Stored records:
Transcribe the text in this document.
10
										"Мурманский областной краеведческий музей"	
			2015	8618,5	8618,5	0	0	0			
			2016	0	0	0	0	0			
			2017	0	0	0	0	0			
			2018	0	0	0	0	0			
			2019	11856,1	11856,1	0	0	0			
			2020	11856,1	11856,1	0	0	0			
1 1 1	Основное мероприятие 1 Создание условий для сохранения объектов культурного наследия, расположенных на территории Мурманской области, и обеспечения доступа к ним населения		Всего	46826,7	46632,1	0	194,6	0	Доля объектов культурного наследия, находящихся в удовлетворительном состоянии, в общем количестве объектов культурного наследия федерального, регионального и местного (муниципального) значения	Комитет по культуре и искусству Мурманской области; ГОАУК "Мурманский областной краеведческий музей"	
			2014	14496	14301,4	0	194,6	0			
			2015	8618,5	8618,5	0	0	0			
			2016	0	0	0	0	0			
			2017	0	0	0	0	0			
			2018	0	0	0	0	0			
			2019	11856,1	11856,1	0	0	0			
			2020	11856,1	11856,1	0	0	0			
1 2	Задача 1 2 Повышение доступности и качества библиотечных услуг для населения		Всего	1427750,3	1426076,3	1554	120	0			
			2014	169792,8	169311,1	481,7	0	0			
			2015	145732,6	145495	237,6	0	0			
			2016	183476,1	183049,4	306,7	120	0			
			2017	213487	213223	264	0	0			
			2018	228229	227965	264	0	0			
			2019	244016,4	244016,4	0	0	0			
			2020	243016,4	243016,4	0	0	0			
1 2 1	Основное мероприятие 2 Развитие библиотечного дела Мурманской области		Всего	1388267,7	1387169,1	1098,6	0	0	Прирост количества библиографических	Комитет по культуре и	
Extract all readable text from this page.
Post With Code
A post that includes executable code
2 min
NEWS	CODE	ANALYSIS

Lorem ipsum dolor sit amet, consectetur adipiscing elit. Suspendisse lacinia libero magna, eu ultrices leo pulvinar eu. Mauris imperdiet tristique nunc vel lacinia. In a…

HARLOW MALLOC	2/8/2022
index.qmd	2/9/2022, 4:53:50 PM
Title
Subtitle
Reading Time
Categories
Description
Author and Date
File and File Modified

#### [TASK TO CARRY OUT]
Your task is to gather all lines from the entries above that hold the word "this".

#### [TASK RESULT]
Transcribe the text in this document.
Extract all readable text from this page.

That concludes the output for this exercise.